STATED PROBLEM: Every record must be transcribed in its entirety, apart from the images, which are to be omitted.

▼

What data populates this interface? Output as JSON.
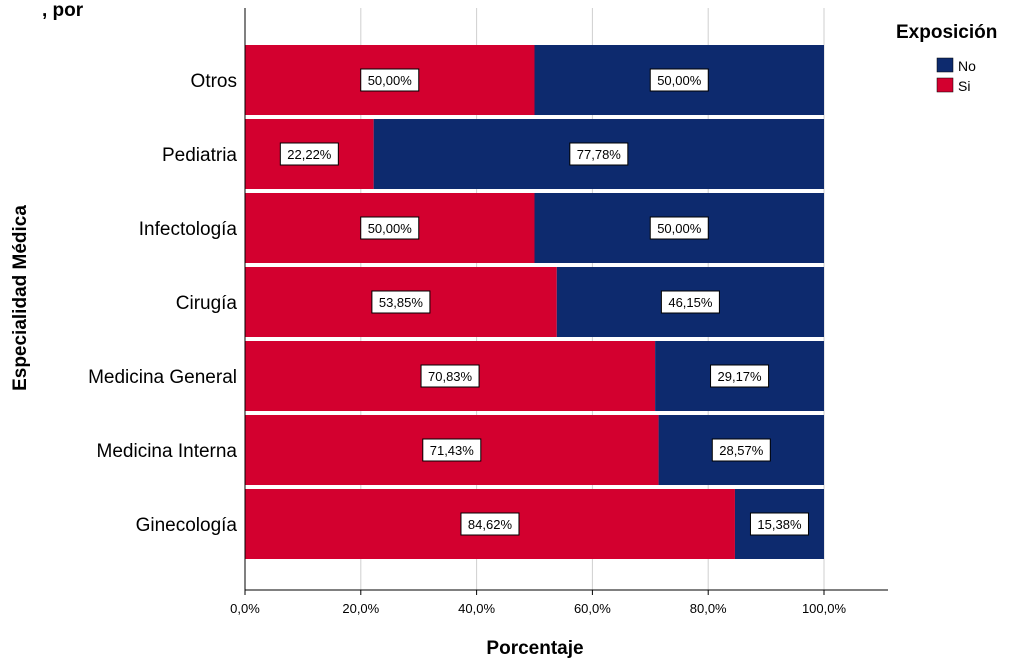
{
  "chart_data": {
    "type": "bar",
    "orientation": "horizontal",
    "stacked": true,
    "categories": [
      "Otros",
      "Pediatria",
      "Infectología",
      "Cirugía",
      "Medicina General",
      "Medicina Interna",
      "Ginecología"
    ],
    "series": [
      {
        "name": "Si",
        "color": "#d3002f",
        "values": [
          50.0,
          22.22,
          50.0,
          53.85,
          70.83,
          71.43,
          84.62
        ],
        "labels": [
          "50,00%",
          "22,22%",
          "50,00%",
          "53,85%",
          "70,83%",
          "71,43%",
          "84,62%"
        ]
      },
      {
        "name": "No",
        "color": "#0d2a6e",
        "values": [
          50.0,
          77.78,
          50.0,
          46.15,
          29.17,
          28.57,
          15.38
        ],
        "labels": [
          "50,00%",
          "77,78%",
          "50,00%",
          "46,15%",
          "29,17%",
          "28,57%",
          "15,38%"
        ]
      }
    ],
    "title": ", por",
    "xlabel": "Porcentaje",
    "ylabel": "Especialidad Médica",
    "xlim": [
      0,
      100
    ],
    "xticks": [
      0,
      20,
      40,
      60,
      80,
      100
    ],
    "xtick_labels": [
      "0,0%",
      "20,0%",
      "40,0%",
      "60,0%",
      "80,0%",
      "100,0%"
    ],
    "grid": "vertical",
    "legend": {
      "title": "Exposición",
      "position": "top-right",
      "entries": [
        "No",
        "Si"
      ]
    }
  }
}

▲

EXERCISE RESULT:
What data populates this interface? Output as JSON.
{
  "chart_data": {
    "type": "bar",
    "orientation": "horizontal",
    "stacked": true,
    "categories": [
      "Otros",
      "Pediatria",
      "Infectología",
      "Cirugía",
      "Medicina General",
      "Medicina Interna",
      "Ginecología"
    ],
    "series": [
      {
        "name": "Si",
        "color": "#d3002f",
        "values": [
          50.0,
          22.22,
          50.0,
          53.85,
          70.83,
          71.43,
          84.62
        ],
        "labels": [
          "50,00%",
          "22,22%",
          "50,00%",
          "53,85%",
          "70,83%",
          "71,43%",
          "84,62%"
        ]
      },
      {
        "name": "No",
        "color": "#0d2a6e",
        "values": [
          50.0,
          77.78,
          50.0,
          46.15,
          29.17,
          28.57,
          15.38
        ],
        "labels": [
          "50,00%",
          "77,78%",
          "50,00%",
          "46,15%",
          "29,17%",
          "28,57%",
          "15,38%"
        ]
      }
    ],
    "title": ", por",
    "xlabel": "Porcentaje",
    "ylabel": "Especialidad Médica",
    "xlim": [
      0,
      100
    ],
    "xticks": [
      0,
      20,
      40,
      60,
      80,
      100
    ],
    "xtick_labels": [
      "0,0%",
      "20,0%",
      "40,0%",
      "60,0%",
      "80,0%",
      "100,0%"
    ],
    "grid": "vertical",
    "legend": {
      "title": "Exposición",
      "position": "top-right",
      "entries": [
        "No",
        "Si"
      ]
    }
  }
}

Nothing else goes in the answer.